→ **GIVEN INSTRUCTION**
Turn everything from the first line of the records down through the line containing "x-tick-label: 無線 bbox=[983, 314, 998, 345]" into a Markdown table with the columns Row and Text. Give each line a row number in Row and the line itself in Text, and skip any blank lines.

→ **DATA**
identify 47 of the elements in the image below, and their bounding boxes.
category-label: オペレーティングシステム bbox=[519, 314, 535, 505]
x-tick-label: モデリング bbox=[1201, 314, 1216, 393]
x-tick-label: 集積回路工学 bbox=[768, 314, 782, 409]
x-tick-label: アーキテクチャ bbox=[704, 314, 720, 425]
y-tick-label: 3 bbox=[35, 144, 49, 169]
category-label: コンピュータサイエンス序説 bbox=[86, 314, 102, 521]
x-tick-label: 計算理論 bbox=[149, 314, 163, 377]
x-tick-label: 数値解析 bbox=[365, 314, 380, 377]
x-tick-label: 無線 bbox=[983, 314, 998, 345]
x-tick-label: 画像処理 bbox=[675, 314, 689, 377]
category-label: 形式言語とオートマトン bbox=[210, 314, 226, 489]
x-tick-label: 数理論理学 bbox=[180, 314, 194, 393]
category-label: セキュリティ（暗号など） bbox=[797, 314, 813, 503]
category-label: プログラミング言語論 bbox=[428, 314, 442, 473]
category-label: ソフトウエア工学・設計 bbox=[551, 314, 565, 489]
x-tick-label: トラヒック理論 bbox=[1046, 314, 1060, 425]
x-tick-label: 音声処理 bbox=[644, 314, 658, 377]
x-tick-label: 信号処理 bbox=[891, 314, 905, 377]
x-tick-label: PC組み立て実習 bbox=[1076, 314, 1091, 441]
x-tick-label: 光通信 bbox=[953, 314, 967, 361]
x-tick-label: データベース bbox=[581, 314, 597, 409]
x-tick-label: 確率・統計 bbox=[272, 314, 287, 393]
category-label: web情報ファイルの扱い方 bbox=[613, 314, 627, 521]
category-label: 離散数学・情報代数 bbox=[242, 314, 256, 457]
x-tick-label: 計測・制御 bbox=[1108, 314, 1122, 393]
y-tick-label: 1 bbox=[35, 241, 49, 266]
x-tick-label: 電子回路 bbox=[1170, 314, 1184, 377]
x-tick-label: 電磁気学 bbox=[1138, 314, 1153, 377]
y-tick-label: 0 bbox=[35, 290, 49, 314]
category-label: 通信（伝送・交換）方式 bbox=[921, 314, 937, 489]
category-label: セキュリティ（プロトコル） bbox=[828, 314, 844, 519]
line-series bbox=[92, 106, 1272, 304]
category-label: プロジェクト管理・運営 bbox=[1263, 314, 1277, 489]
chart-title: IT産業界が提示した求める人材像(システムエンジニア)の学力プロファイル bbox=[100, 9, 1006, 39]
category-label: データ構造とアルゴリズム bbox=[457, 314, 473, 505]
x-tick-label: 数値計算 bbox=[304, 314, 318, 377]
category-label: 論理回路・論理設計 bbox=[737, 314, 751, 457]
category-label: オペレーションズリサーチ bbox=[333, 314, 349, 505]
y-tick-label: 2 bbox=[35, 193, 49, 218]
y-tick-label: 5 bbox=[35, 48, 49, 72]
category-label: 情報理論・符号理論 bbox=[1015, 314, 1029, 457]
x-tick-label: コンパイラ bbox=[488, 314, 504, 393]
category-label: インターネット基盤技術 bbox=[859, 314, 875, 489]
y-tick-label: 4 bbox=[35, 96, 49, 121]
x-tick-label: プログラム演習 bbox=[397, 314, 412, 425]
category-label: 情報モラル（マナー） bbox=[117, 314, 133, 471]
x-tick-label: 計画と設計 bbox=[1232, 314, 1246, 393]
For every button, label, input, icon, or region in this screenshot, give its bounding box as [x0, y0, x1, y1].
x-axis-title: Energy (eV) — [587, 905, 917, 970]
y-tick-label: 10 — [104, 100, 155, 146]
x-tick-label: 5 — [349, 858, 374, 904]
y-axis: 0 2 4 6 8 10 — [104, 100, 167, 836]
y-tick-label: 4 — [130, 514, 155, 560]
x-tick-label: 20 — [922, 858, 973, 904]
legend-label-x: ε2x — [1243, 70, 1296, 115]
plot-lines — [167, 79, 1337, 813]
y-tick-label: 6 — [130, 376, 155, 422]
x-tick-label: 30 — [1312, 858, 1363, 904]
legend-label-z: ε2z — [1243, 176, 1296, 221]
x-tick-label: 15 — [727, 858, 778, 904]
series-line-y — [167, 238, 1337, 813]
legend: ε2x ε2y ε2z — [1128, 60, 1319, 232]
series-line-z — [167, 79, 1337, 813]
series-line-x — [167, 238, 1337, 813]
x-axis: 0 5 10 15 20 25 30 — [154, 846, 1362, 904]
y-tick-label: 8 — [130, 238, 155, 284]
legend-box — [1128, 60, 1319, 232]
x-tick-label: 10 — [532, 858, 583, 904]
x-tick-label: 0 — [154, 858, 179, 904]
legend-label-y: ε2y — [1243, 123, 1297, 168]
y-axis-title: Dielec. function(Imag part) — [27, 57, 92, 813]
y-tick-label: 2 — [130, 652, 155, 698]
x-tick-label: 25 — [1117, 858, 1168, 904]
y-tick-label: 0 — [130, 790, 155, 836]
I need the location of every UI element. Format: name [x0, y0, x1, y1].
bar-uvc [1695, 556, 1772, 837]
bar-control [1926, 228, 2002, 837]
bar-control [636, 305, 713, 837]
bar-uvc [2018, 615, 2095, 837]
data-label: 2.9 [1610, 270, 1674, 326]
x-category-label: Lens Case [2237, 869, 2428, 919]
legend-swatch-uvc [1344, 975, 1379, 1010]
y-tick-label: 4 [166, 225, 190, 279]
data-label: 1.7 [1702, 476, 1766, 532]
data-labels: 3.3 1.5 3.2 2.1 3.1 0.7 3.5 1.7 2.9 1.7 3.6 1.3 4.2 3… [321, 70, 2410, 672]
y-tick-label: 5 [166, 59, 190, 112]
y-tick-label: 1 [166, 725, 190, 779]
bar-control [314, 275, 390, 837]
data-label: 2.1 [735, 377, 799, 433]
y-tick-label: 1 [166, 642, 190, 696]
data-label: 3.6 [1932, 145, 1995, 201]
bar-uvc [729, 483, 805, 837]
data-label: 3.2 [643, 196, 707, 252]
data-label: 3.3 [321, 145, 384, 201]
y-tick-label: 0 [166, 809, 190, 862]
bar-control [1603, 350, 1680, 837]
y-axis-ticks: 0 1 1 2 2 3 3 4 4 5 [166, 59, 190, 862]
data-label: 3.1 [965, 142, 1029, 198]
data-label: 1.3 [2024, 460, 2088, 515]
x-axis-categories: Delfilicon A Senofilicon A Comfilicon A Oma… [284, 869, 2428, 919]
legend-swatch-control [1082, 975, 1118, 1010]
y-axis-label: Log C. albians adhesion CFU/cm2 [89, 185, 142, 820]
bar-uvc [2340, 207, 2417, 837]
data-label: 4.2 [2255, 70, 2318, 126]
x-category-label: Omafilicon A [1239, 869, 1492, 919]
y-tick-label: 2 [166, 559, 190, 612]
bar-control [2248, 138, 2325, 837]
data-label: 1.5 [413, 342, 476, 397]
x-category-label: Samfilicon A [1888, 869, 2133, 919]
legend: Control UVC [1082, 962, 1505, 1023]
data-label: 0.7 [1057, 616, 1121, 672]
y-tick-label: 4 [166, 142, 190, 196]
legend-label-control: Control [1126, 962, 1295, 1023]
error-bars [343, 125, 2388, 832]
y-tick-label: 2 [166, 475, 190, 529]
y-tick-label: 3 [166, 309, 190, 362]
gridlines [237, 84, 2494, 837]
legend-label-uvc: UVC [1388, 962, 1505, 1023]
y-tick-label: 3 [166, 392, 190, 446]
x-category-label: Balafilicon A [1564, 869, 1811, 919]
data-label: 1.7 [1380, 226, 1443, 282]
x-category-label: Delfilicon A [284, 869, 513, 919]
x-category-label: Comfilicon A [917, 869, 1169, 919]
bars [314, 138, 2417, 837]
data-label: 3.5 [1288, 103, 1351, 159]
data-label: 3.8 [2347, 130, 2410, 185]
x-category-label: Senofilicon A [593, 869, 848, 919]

→ **CORRECT OUTPUT**
| Row | Text |
|---|---|
| 1 | identify 47 of the elements in the image below, and their bounding boxes. |
| 2 | category-label: オペレーティングシステム bbox=[519, 314, 535, 505] |
| 3 | x-tick-label: モデリング bbox=[1201, 314, 1216, 393] |
| 4 | x-tick-label: 集積回路工学 bbox=[768, 314, 782, 409] |
| 5 | x-tick-label: アーキテクチャ bbox=[704, 314, 720, 425] |
| 6 | y-tick-label: 3 bbox=[35, 144, 49, 169] |
| 7 | category-label: コンピュータサイエンス序説 bbox=[86, 314, 102, 521] |
| 8 | x-tick-label: 計算理論 bbox=[149, 314, 163, 377] |
| 9 | x-tick-label: 数値解析 bbox=[365, 314, 380, 377] |
| 10 | x-tick-label: 無線 bbox=[983, 314, 998, 345] |